Raw records:
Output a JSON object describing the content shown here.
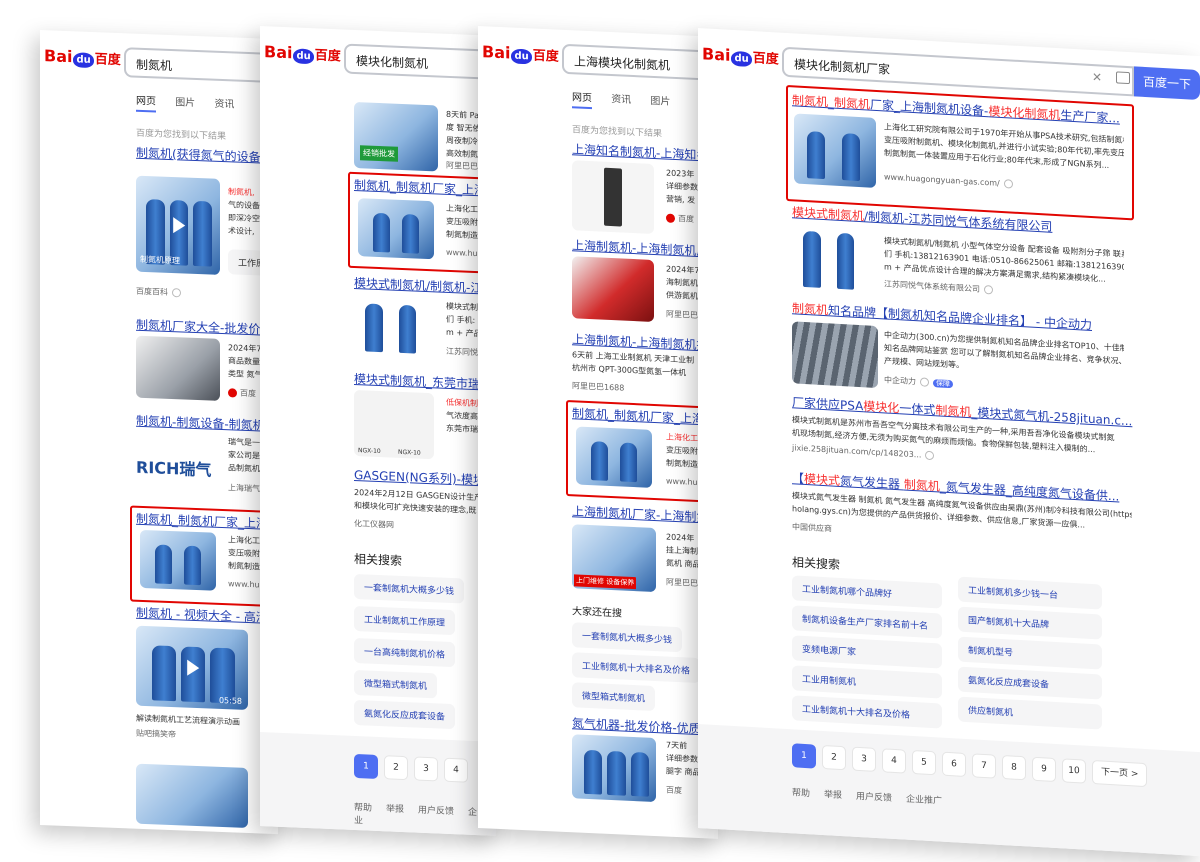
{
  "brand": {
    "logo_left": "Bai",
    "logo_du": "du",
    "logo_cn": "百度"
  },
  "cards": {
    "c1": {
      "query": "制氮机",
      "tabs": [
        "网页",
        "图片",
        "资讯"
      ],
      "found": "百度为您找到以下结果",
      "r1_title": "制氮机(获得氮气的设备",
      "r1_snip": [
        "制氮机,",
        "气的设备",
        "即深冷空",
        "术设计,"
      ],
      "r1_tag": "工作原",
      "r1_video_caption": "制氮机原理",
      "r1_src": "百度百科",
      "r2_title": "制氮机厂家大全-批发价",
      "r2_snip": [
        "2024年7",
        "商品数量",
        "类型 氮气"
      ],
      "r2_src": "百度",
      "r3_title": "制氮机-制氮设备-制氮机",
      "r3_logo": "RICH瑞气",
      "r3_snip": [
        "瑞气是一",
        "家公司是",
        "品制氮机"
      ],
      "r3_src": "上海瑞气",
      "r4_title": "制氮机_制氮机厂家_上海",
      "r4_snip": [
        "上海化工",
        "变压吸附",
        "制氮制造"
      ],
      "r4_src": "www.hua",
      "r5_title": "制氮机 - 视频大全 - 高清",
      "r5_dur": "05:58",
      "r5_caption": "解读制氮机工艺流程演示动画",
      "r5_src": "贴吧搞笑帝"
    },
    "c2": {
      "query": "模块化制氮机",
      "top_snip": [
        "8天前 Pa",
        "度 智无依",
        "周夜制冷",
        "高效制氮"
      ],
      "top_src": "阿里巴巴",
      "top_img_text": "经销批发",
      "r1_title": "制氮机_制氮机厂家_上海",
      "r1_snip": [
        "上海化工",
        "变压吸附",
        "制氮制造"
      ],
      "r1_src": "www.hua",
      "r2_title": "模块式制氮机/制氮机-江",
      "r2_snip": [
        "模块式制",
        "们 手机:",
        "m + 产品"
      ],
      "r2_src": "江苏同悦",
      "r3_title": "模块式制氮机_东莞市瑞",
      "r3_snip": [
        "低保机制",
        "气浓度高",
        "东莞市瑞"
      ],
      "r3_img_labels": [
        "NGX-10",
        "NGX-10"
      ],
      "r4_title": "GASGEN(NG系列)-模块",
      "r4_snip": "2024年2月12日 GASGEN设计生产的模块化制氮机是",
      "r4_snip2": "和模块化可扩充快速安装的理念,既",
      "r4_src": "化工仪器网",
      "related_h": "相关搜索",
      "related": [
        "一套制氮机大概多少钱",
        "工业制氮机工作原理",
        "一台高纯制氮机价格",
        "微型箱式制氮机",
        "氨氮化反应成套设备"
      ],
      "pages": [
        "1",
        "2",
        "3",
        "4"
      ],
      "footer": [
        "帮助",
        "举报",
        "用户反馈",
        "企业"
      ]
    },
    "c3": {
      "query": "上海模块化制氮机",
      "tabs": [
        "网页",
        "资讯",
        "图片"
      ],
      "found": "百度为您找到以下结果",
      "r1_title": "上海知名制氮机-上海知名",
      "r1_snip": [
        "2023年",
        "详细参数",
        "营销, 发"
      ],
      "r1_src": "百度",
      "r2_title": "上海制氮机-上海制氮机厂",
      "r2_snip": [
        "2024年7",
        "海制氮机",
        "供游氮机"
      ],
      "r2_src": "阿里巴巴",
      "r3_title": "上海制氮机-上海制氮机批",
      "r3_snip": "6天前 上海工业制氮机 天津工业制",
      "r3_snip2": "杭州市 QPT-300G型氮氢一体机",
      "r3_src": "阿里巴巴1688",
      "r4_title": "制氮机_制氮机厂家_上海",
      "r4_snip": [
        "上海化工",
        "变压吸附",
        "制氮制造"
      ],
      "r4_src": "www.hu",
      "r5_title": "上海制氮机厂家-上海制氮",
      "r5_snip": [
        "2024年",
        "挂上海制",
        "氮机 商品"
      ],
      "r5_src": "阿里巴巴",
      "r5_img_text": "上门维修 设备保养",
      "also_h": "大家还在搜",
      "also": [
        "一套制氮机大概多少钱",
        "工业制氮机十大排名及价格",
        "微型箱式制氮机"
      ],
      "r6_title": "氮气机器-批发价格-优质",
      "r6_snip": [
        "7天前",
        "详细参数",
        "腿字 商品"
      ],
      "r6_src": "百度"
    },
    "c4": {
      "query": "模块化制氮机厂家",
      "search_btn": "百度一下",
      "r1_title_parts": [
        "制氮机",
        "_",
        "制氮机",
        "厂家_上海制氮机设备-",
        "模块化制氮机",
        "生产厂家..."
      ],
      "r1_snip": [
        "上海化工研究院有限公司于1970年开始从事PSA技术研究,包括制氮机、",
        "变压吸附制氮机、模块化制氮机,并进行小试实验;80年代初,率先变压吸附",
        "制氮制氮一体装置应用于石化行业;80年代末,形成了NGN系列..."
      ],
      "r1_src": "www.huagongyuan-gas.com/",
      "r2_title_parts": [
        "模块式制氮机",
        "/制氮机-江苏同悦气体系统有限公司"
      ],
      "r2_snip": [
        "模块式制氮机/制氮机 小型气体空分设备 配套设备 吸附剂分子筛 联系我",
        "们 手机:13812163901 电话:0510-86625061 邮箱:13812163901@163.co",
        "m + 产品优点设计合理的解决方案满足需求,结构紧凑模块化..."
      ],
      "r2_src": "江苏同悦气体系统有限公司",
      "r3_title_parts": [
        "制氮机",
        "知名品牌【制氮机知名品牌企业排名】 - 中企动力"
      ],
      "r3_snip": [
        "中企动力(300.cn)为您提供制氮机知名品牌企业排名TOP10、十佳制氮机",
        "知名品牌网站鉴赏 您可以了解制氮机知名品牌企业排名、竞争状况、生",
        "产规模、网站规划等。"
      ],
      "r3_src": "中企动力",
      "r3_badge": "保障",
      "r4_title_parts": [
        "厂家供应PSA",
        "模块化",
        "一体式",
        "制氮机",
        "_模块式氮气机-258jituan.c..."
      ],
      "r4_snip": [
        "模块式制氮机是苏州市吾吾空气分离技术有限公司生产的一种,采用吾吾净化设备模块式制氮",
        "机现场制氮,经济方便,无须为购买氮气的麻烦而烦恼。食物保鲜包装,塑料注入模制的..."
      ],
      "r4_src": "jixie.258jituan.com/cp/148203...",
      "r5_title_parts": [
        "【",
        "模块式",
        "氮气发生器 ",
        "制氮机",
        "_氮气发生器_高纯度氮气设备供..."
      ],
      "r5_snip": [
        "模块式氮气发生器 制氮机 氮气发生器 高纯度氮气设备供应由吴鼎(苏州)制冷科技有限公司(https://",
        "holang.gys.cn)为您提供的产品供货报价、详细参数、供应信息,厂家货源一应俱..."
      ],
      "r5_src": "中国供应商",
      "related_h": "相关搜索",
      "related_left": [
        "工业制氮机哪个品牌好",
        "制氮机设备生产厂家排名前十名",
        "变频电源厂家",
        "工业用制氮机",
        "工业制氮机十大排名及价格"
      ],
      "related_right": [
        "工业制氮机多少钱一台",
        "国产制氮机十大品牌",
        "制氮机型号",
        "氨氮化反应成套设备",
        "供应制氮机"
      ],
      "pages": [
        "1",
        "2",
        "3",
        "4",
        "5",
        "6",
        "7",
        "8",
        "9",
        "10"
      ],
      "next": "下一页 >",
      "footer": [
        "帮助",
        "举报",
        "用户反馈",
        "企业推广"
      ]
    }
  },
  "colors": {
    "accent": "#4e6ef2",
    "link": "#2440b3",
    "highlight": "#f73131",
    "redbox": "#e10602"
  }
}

---

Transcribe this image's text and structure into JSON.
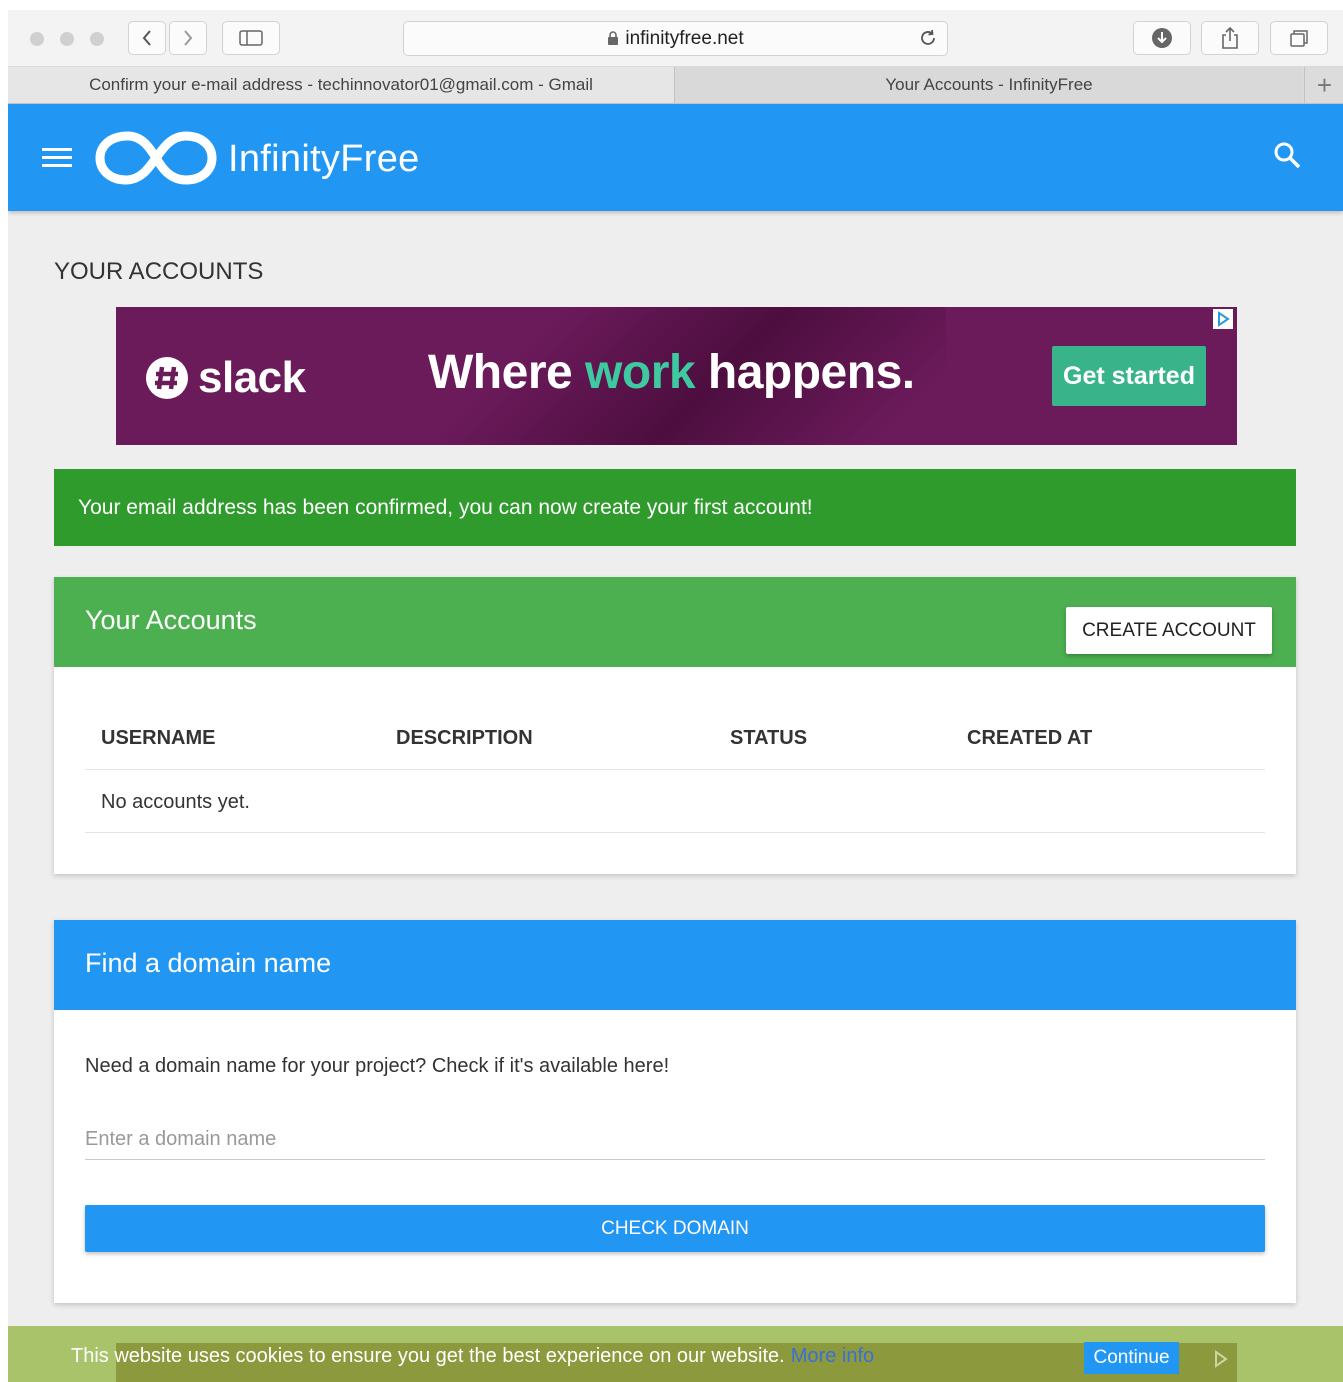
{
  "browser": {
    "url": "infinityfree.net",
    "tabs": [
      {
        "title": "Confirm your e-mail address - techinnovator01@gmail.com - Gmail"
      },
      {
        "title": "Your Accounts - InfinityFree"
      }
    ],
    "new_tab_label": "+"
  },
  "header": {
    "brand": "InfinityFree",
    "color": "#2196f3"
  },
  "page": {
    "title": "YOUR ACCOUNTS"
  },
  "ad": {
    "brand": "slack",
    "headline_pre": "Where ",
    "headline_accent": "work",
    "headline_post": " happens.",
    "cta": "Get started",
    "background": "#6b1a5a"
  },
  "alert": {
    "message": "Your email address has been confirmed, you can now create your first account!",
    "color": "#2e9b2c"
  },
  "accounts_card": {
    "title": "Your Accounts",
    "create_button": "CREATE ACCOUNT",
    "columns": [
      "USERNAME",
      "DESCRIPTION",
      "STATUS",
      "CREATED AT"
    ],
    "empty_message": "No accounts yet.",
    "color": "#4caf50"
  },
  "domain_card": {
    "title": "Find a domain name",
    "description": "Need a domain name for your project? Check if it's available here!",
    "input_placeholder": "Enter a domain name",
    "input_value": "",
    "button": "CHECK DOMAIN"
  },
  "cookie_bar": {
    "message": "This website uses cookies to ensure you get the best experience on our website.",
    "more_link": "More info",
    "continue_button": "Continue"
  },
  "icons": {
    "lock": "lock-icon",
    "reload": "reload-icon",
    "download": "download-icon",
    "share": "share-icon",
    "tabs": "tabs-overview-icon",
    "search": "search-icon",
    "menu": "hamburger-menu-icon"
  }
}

==

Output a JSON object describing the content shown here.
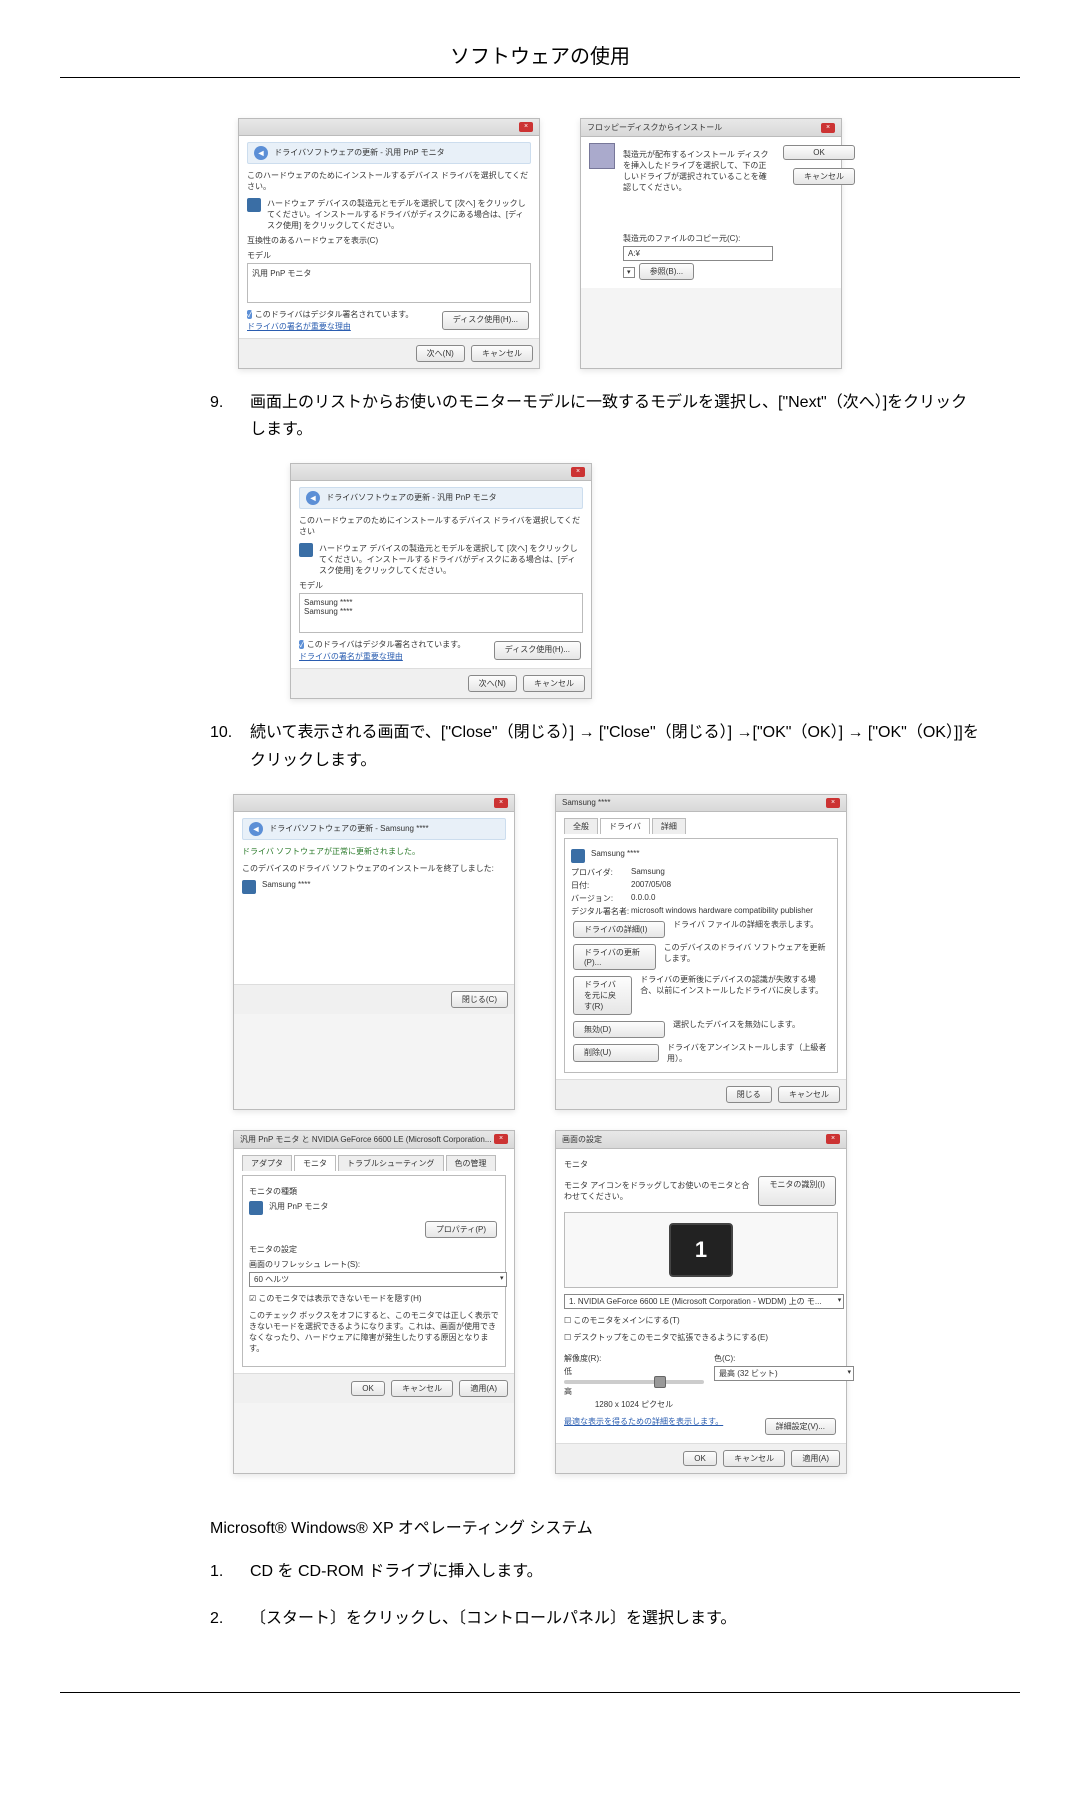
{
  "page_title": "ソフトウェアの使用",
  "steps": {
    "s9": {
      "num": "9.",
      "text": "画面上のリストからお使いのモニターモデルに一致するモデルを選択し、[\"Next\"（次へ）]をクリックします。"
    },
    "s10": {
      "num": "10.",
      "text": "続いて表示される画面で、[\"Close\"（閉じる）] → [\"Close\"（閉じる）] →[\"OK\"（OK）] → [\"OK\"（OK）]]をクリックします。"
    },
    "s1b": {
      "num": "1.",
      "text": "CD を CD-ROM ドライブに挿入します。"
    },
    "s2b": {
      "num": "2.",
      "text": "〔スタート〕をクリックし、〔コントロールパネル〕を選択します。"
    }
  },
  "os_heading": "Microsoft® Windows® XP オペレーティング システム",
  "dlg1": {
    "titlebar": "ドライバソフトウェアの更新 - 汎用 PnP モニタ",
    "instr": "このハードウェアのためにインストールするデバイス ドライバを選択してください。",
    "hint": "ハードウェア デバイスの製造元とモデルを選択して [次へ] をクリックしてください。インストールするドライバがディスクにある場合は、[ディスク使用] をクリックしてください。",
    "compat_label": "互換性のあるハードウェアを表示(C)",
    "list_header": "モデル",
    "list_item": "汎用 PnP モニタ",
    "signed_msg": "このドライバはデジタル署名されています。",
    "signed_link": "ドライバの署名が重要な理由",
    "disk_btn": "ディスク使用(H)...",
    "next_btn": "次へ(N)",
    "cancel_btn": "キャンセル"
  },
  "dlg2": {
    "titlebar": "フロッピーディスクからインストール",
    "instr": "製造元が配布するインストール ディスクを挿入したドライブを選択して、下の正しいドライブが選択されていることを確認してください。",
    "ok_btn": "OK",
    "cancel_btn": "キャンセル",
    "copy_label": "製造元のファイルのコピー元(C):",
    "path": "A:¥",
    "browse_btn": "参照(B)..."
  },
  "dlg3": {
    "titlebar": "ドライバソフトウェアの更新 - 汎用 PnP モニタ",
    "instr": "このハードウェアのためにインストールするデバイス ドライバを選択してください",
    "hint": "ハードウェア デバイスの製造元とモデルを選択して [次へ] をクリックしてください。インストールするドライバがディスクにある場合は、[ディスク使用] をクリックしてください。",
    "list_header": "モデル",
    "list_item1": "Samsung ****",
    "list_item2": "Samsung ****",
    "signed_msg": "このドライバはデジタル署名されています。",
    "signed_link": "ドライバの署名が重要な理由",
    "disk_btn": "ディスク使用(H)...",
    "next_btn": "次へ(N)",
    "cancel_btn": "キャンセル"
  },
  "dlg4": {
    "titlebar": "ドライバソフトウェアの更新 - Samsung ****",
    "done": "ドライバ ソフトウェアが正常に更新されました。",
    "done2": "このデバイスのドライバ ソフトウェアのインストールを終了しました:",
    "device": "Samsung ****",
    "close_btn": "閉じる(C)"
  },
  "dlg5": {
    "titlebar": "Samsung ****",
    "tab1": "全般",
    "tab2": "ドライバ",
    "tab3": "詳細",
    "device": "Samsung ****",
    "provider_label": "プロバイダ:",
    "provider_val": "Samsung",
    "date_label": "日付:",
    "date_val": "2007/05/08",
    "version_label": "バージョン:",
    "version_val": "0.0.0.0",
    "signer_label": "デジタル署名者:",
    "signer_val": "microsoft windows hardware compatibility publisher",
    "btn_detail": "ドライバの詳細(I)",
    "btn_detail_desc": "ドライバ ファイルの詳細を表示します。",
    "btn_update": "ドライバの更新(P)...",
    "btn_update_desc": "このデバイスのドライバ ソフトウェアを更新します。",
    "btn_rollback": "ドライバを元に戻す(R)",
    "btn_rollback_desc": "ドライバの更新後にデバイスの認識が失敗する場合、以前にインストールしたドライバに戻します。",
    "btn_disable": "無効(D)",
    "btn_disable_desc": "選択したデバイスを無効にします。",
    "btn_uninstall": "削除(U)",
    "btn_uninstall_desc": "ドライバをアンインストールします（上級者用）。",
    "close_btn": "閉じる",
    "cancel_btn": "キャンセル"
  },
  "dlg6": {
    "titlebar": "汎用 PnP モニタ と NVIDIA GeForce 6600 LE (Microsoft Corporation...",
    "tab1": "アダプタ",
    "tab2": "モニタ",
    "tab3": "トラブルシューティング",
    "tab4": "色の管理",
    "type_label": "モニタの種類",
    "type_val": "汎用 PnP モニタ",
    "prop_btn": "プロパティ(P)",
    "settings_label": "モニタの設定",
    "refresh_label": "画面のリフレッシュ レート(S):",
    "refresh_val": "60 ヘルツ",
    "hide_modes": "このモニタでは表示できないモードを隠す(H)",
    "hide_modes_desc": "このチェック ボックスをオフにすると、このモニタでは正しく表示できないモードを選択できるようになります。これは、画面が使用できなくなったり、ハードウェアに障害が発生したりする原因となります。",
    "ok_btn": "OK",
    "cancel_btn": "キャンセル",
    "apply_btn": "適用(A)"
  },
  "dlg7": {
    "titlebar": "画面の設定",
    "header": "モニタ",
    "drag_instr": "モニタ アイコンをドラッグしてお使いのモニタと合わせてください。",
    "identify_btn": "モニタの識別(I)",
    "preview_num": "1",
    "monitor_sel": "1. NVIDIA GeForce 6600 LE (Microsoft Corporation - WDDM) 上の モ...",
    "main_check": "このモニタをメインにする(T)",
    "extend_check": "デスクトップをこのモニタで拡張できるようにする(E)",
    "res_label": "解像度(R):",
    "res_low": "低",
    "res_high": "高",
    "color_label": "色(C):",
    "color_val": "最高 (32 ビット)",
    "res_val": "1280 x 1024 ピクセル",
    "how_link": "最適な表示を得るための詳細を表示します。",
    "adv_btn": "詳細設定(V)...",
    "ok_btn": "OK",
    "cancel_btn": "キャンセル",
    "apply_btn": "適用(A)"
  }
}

Requirements: Gather each line of the listing that holds the string "をクリックします".

Expected answer:
      "text": "画面上のリストからお使いのモニターモデルに一致するモデルを選択し、[\"Next\"（次へ）]をクリックします。"
      "text": "続いて表示される画面で、[\"Close\"（閉じる）] → [\"Close\"（閉じる）] →[\"OK\"（OK）] → [\"OK\"（OK）]]をクリックします。"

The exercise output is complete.